[Set problem]: Reproduce the records. Keep every word exact and include no images.

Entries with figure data
————————

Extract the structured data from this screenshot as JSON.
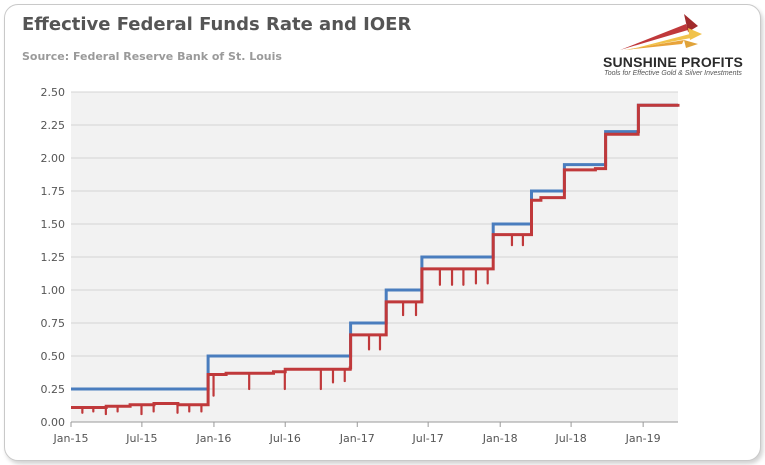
{
  "logo": {
    "name": "SUNSHINE PROFITS",
    "tagline": "Tools for Effective Gold & Silver Investments"
  },
  "colors": {
    "ioer": "#4a7dbe",
    "effr": "#c0393b",
    "plot_bg": "#f2f2f2",
    "grid": "#d4d4d4"
  },
  "chart_data": {
    "type": "line",
    "title": "Effective Federal Funds Rate and IOER",
    "subtitle": "Source: Federal Reserve Bank of St. Louis",
    "xlabel": "",
    "ylabel": "",
    "ylim": [
      0,
      2.5
    ],
    "xlim": [
      "2015-01-01",
      "2019-03-31"
    ],
    "grid": true,
    "legend": "none",
    "y_ticks": [
      "0.00",
      "0.25",
      "0.50",
      "0.75",
      "1.00",
      "1.25",
      "1.50",
      "1.75",
      "2.00",
      "2.25",
      "2.50"
    ],
    "x_ticks": [
      {
        "date": "2015-01-01",
        "label": "Jan-15"
      },
      {
        "date": "2015-07-01",
        "label": "Jul-15"
      },
      {
        "date": "2016-01-01",
        "label": "Jan-16"
      },
      {
        "date": "2016-07-01",
        "label": "Jul-16"
      },
      {
        "date": "2017-01-01",
        "label": "Jan-17"
      },
      {
        "date": "2017-07-01",
        "label": "Jul-17"
      },
      {
        "date": "2018-01-01",
        "label": "Jan-18"
      },
      {
        "date": "2018-07-01",
        "label": "Jul-18"
      },
      {
        "date": "2019-01-01",
        "label": "Jan-19"
      }
    ],
    "series": [
      {
        "color": "#4a7dbe",
        "points": [
          [
            "2015-01-01",
            0.25
          ],
          [
            "2015-12-17",
            0.5
          ],
          [
            "2016-12-15",
            0.75
          ],
          [
            "2017-03-16",
            1.0
          ],
          [
            "2017-06-15",
            1.25
          ],
          [
            "2017-12-14",
            1.5
          ],
          [
            "2018-03-22",
            1.75
          ],
          [
            "2018-06-14",
            1.95
          ],
          [
            "2018-09-27",
            2.2
          ],
          [
            "2018-12-20",
            2.4
          ],
          [
            "2019-03-31",
            2.4
          ]
        ]
      },
      {
        "color": "#c0393b",
        "points": [
          [
            "2015-01-01",
            0.11
          ],
          [
            "2015-03-01",
            0.11
          ],
          [
            "2015-04-01",
            0.12
          ],
          [
            "2015-06-01",
            0.13
          ],
          [
            "2015-08-01",
            0.14
          ],
          [
            "2015-10-01",
            0.13
          ],
          [
            "2015-12-16",
            0.13
          ],
          [
            "2015-12-17",
            0.36
          ],
          [
            "2016-02-01",
            0.37
          ],
          [
            "2016-06-01",
            0.38
          ],
          [
            "2016-07-01",
            0.4
          ],
          [
            "2016-12-14",
            0.41
          ],
          [
            "2016-12-15",
            0.66
          ],
          [
            "2017-03-15",
            0.66
          ],
          [
            "2017-03-16",
            0.91
          ],
          [
            "2017-06-14",
            0.91
          ],
          [
            "2017-06-15",
            1.16
          ],
          [
            "2017-12-13",
            1.16
          ],
          [
            "2017-12-14",
            1.42
          ],
          [
            "2018-03-21",
            1.42
          ],
          [
            "2018-03-22",
            1.68
          ],
          [
            "2018-04-15",
            1.7
          ],
          [
            "2018-06-13",
            1.7
          ],
          [
            "2018-06-14",
            1.91
          ],
          [
            "2018-09-01",
            1.92
          ],
          [
            "2018-09-26",
            1.92
          ],
          [
            "2018-09-27",
            2.18
          ],
          [
            "2018-12-19",
            2.2
          ],
          [
            "2018-12-20",
            2.4
          ],
          [
            "2019-03-31",
            2.41
          ]
        ],
        "dips": [
          [
            "2015-01-30",
            0.07
          ],
          [
            "2015-02-27",
            0.08
          ],
          [
            "2015-03-31",
            0.06
          ],
          [
            "2015-04-30",
            0.08
          ],
          [
            "2015-06-30",
            0.06
          ],
          [
            "2015-07-31",
            0.08
          ],
          [
            "2015-09-30",
            0.07
          ],
          [
            "2015-10-30",
            0.08
          ],
          [
            "2015-11-30",
            0.08
          ],
          [
            "2015-12-31",
            0.2
          ],
          [
            "2016-03-31",
            0.25
          ],
          [
            "2016-06-30",
            0.25
          ],
          [
            "2016-09-30",
            0.25
          ],
          [
            "2016-10-31",
            0.3
          ],
          [
            "2016-11-30",
            0.31
          ],
          [
            "2017-01-31",
            0.55
          ],
          [
            "2017-02-28",
            0.55
          ],
          [
            "2017-04-28",
            0.81
          ],
          [
            "2017-05-31",
            0.81
          ],
          [
            "2017-07-31",
            1.04
          ],
          [
            "2017-08-31",
            1.04
          ],
          [
            "2017-09-29",
            1.04
          ],
          [
            "2017-10-31",
            1.05
          ],
          [
            "2017-11-30",
            1.05
          ],
          [
            "2018-01-31",
            1.34
          ],
          [
            "2018-02-28",
            1.34
          ]
        ]
      }
    ]
  }
}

————————

[Answer to the problem]:
Extract the structured data from this screenshot as JSON.
{
  "logo": {
    "name": "SUNSHINE PROFITS",
    "tagline": "Tools for Effective Gold & Silver Investments"
  },
  "colors": {
    "ioer": "#4a7dbe",
    "effr": "#c0393b",
    "plot_bg": "#f2f2f2",
    "grid": "#d4d4d4"
  },
  "chart_data": {
    "type": "line",
    "title": "Effective Federal Funds Rate and IOER",
    "subtitle": "Source: Federal Reserve Bank of St. Louis",
    "xlabel": "",
    "ylabel": "",
    "ylim": [
      0,
      2.5
    ],
    "xlim": [
      "2015-01-01",
      "2019-03-31"
    ],
    "grid": true,
    "legend": "none",
    "y_ticks": [
      "0.00",
      "0.25",
      "0.50",
      "0.75",
      "1.00",
      "1.25",
      "1.50",
      "1.75",
      "2.00",
      "2.25",
      "2.50"
    ],
    "x_ticks": [
      {
        "date": "2015-01-01",
        "label": "Jan-15"
      },
      {
        "date": "2015-07-01",
        "label": "Jul-15"
      },
      {
        "date": "2016-01-01",
        "label": "Jan-16"
      },
      {
        "date": "2016-07-01",
        "label": "Jul-16"
      },
      {
        "date": "2017-01-01",
        "label": "Jan-17"
      },
      {
        "date": "2017-07-01",
        "label": "Jul-17"
      },
      {
        "date": "2018-01-01",
        "label": "Jan-18"
      },
      {
        "date": "2018-07-01",
        "label": "Jul-18"
      },
      {
        "date": "2019-01-01",
        "label": "Jan-19"
      }
    ],
    "series": [
      {
        "color": "#4a7dbe",
        "points": [
          [
            "2015-01-01",
            0.25
          ],
          [
            "2015-12-17",
            0.5
          ],
          [
            "2016-12-15",
            0.75
          ],
          [
            "2017-03-16",
            1.0
          ],
          [
            "2017-06-15",
            1.25
          ],
          [
            "2017-12-14",
            1.5
          ],
          [
            "2018-03-22",
            1.75
          ],
          [
            "2018-06-14",
            1.95
          ],
          [
            "2018-09-27",
            2.2
          ],
          [
            "2018-12-20",
            2.4
          ],
          [
            "2019-03-31",
            2.4
          ]
        ]
      },
      {
        "color": "#c0393b",
        "points": [
          [
            "2015-01-01",
            0.11
          ],
          [
            "2015-03-01",
            0.11
          ],
          [
            "2015-04-01",
            0.12
          ],
          [
            "2015-06-01",
            0.13
          ],
          [
            "2015-08-01",
            0.14
          ],
          [
            "2015-10-01",
            0.13
          ],
          [
            "2015-12-16",
            0.13
          ],
          [
            "2015-12-17",
            0.36
          ],
          [
            "2016-02-01",
            0.37
          ],
          [
            "2016-06-01",
            0.38
          ],
          [
            "2016-07-01",
            0.4
          ],
          [
            "2016-12-14",
            0.41
          ],
          [
            "2016-12-15",
            0.66
          ],
          [
            "2017-03-15",
            0.66
          ],
          [
            "2017-03-16",
            0.91
          ],
          [
            "2017-06-14",
            0.91
          ],
          [
            "2017-06-15",
            1.16
          ],
          [
            "2017-12-13",
            1.16
          ],
          [
            "2017-12-14",
            1.42
          ],
          [
            "2018-03-21",
            1.42
          ],
          [
            "2018-03-22",
            1.68
          ],
          [
            "2018-04-15",
            1.7
          ],
          [
            "2018-06-13",
            1.7
          ],
          [
            "2018-06-14",
            1.91
          ],
          [
            "2018-09-01",
            1.92
          ],
          [
            "2018-09-26",
            1.92
          ],
          [
            "2018-09-27",
            2.18
          ],
          [
            "2018-12-19",
            2.2
          ],
          [
            "2018-12-20",
            2.4
          ],
          [
            "2019-03-31",
            2.41
          ]
        ],
        "dips": [
          [
            "2015-01-30",
            0.07
          ],
          [
            "2015-02-27",
            0.08
          ],
          [
            "2015-03-31",
            0.06
          ],
          [
            "2015-04-30",
            0.08
          ],
          [
            "2015-06-30",
            0.06
          ],
          [
            "2015-07-31",
            0.08
          ],
          [
            "2015-09-30",
            0.07
          ],
          [
            "2015-10-30",
            0.08
          ],
          [
            "2015-11-30",
            0.08
          ],
          [
            "2015-12-31",
            0.2
          ],
          [
            "2016-03-31",
            0.25
          ],
          [
            "2016-06-30",
            0.25
          ],
          [
            "2016-09-30",
            0.25
          ],
          [
            "2016-10-31",
            0.3
          ],
          [
            "2016-11-30",
            0.31
          ],
          [
            "2017-01-31",
            0.55
          ],
          [
            "2017-02-28",
            0.55
          ],
          [
            "2017-04-28",
            0.81
          ],
          [
            "2017-05-31",
            0.81
          ],
          [
            "2017-07-31",
            1.04
          ],
          [
            "2017-08-31",
            1.04
          ],
          [
            "2017-09-29",
            1.04
          ],
          [
            "2017-10-31",
            1.05
          ],
          [
            "2017-11-30",
            1.05
          ],
          [
            "2018-01-31",
            1.34
          ],
          [
            "2018-02-28",
            1.34
          ]
        ]
      }
    ]
  }
}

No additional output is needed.